▼▼▼
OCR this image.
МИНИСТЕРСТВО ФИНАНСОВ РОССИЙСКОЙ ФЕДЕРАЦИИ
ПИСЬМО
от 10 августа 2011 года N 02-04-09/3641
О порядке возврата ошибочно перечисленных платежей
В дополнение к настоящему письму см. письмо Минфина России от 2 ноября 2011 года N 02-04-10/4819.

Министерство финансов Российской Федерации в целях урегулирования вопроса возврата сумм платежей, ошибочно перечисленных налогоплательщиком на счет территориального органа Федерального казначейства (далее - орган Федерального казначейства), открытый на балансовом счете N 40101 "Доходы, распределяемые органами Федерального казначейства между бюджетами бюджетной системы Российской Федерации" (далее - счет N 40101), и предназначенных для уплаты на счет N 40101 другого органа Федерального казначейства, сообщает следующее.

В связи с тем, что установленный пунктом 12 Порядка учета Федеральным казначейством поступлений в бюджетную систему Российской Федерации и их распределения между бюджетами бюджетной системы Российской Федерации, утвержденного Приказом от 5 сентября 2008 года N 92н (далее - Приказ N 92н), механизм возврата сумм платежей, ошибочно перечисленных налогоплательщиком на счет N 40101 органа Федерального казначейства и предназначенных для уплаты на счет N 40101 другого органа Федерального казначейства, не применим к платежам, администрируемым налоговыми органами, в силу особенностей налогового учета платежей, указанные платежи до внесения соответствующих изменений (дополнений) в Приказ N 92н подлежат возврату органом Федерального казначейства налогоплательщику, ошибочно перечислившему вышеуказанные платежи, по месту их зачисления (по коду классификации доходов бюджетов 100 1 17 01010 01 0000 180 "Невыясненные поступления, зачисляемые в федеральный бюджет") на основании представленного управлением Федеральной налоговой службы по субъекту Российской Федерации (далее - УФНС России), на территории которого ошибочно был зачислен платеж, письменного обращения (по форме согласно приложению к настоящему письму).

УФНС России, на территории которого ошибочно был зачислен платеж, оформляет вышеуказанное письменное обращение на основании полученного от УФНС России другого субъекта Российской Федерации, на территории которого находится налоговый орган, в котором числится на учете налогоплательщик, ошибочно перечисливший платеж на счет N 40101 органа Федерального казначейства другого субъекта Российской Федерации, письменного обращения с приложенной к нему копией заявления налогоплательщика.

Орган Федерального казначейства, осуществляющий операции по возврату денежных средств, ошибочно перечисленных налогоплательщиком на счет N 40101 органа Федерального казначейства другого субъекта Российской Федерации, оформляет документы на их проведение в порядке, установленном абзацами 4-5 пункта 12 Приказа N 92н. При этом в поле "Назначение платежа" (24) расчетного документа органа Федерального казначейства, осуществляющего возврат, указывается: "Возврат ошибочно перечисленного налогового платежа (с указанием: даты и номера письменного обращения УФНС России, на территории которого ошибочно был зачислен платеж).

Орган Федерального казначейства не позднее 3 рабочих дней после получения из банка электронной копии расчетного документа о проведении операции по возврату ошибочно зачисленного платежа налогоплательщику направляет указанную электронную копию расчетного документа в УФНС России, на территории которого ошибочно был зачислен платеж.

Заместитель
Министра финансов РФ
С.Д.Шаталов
▲▲▲
Retype the listing above in full, with no alterations.

OCR this image.
МИНИСТЕРСТВО ФИНАНСОВ РОССИЙСКОЙ ФЕДЕРАЦИИ
ПИСЬМО
от 10 августа 2011 года N 02-04-09/3641
О порядке возврата ошибочно перечисленных платежей
В дополнение к настоящему письму см. письмо Минфина России от 2 ноября 2011 года N 02-04-10/4819.

Министерство финансов Российской Федерации в целях урегулирования вопроса возврата сумм платежей, ошибочно перечисленных налогоплательщиком на счет территориального органа Федерального казначейства (далее - орган Федерального казначейства), открытый на балансовом счете N 40101 "Доходы, распределяемые органами Федерального казначейства между бюджетами бюджетной системы Российской Федерации" (далее - счет N 40101), и предназначенных для уплаты на счет N 40101 другого органа Федерального казначейства, сообщает следующее.

В связи с тем, что установленный пунктом 12 Порядка учета Федеральным казначейством поступлений в бюджетную систему Российской Федерации и их распределения между бюджетами бюджетной системы Российской Федерации, утвержденного Приказом от 5 сентября 2008 года N 92н (далее - Приказ N 92н), механизм возврата сумм платежей, ошибочно перечисленных налогоплательщиком на счет N 40101 органа Федерального казначейства и предназначенных для уплаты на счет N 40101 другого органа Федерального казначейства, не применим к платежам, администрируемым налоговыми органами, в силу особенностей налогового учета платежей, указанные платежи до внесения соответствующих изменений (дополнений) в Приказ N 92н подлежат возврату органом Федерального казначейства налогоплательщику, ошибочно перечислившему вышеуказанные платежи, по месту их зачисления (по коду классификации доходов бюджетов 100 1 17 01010 01 0000 180 "Невыясненные поступления, зачисляемые в федеральный бюджет") на основании представленного управлением Федеральной налоговой службы по субъекту Российской Федерации (далее - УФНС России), на территории которого ошибочно был зачислен платеж, письменного обращения (по форме согласно приложению к настоящему письму).

УФНС России, на территории которого ошибочно был зачислен платеж, оформляет вышеуказанное письменное обращение на основании полученного от УФНС России другого субъекта Российской Федерации, на территории которого находится налоговый орган, в котором числится на учете налогоплательщик, ошибочно перечисливший платеж на счет N 40101 органа Федерального казначейства другого субъекта Российской Федерации, письменного обращения с приложенной к нему копией заявления налогоплательщика.

Орган Федерального казначейства, осуществляющий операции по возврату денежных средств, ошибочно перечисленных налогоплательщиком на счет N 40101 органа Федерального казначейства другого субъекта Российской Федерации, оформляет документы на их проведение в порядке, установленном абзацами 4-5 пункта 12 Приказа N 92н. При этом в поле "Назначение платежа" (24) расчетного документа органа Федерального казначейства, осуществляющего возврат, указывается: "Возврат ошибочно перечисленного налогового платежа (с указанием: даты и номера письменного обращения УФНС России, на территории которого ошибочно был зачислен платеж).

Орган Федерального казначейства не позднее 3 рабочих дней после получения из банка электронной копии расчетного документа о проведении операции по возврату ошибочно зачисленного платежа налогоплательщику направляет указанную электронную копию расчетного документа в УФНС России, на территории которого ошибочно был зачислен платеж.

Заместитель
Министра финансов РФ
С.Д.Шаталов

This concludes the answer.